▶ [Task input]:

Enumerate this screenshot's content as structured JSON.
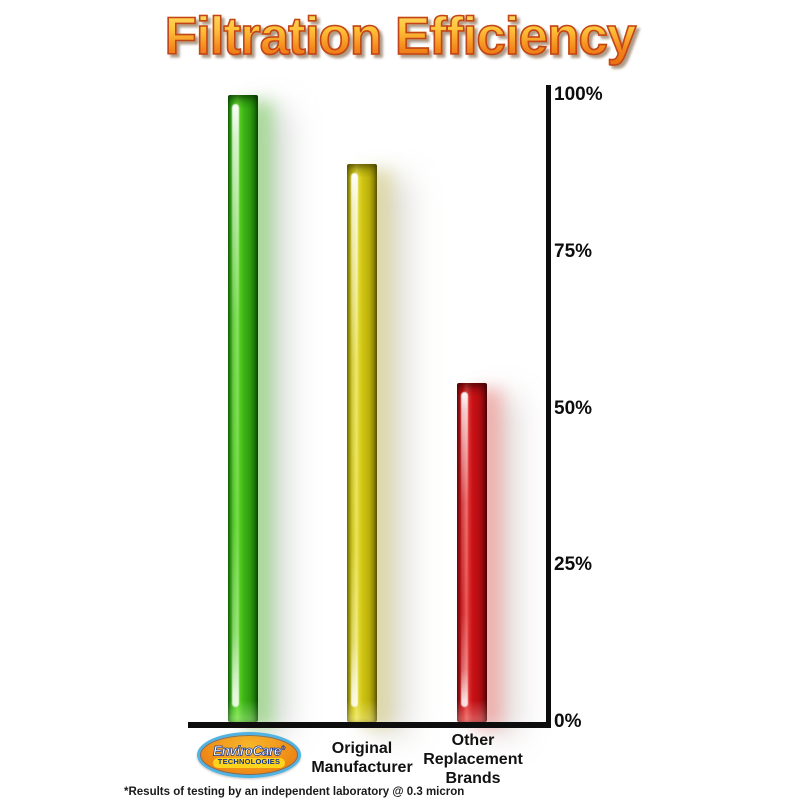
{
  "title": {
    "text": "Filtration Efficiency",
    "color_top": "#ffd95e",
    "color_bottom": "#ee7512",
    "outline_color": "#c2451a"
  },
  "chart_data": {
    "type": "bar",
    "title": "Filtration Efficiency",
    "categories": [
      "EnviroCare Technologies",
      "Original Manufacturer",
      "Other Replacement Brands"
    ],
    "values": [
      100,
      89,
      54
    ],
    "unit": "%",
    "bar_colors": [
      "#3fc01a",
      "#d5c913",
      "#d01217"
    ],
    "ylim": [
      0,
      100
    ],
    "yticks": [
      {
        "label": "100%",
        "value": 100
      },
      {
        "label": "75%",
        "value": 75
      },
      {
        "label": "50%",
        "value": 50
      },
      {
        "label": "25%",
        "value": 25
      },
      {
        "label": "0%",
        "value": 0
      }
    ],
    "axis_side": "right",
    "grid": false,
    "legend": "none",
    "annotation": "*Results of testing by an independent laboratory @ 0.3 micron"
  },
  "x_labels": {
    "original": {
      "line1": "Original",
      "line2": "Manufacturer"
    },
    "other": {
      "line1": "Other",
      "line2": "Replacement",
      "line3": "Brands"
    }
  },
  "logo": {
    "name": "EnviroCare",
    "registered": "®",
    "tagline": "TECHNOLOGIES"
  },
  "footnote": {
    "text": "*Results of testing by an independent laboratory @ 0.3 micron"
  }
}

▶ [Directions for this task]: The records above must be printed exactly; the pictures stay out.

▶ [Task response]:
Enumerate this screenshot's content as structured JSON.
{
  "title": {
    "text": "Filtration Efficiency",
    "color_top": "#ffd95e",
    "color_bottom": "#ee7512",
    "outline_color": "#c2451a"
  },
  "chart_data": {
    "type": "bar",
    "title": "Filtration Efficiency",
    "categories": [
      "EnviroCare Technologies",
      "Original Manufacturer",
      "Other Replacement Brands"
    ],
    "values": [
      100,
      89,
      54
    ],
    "unit": "%",
    "bar_colors": [
      "#3fc01a",
      "#d5c913",
      "#d01217"
    ],
    "ylim": [
      0,
      100
    ],
    "yticks": [
      {
        "label": "100%",
        "value": 100
      },
      {
        "label": "75%",
        "value": 75
      },
      {
        "label": "50%",
        "value": 50
      },
      {
        "label": "25%",
        "value": 25
      },
      {
        "label": "0%",
        "value": 0
      }
    ],
    "axis_side": "right",
    "grid": false,
    "legend": "none",
    "annotation": "*Results of testing by an independent laboratory @ 0.3 micron"
  },
  "x_labels": {
    "original": {
      "line1": "Original",
      "line2": "Manufacturer"
    },
    "other": {
      "line1": "Other",
      "line2": "Replacement",
      "line3": "Brands"
    }
  },
  "logo": {
    "name": "EnviroCare",
    "registered": "®",
    "tagline": "TECHNOLOGIES"
  },
  "footnote": {
    "text": "*Results of testing by an independent laboratory @ 0.3 micron"
  }
}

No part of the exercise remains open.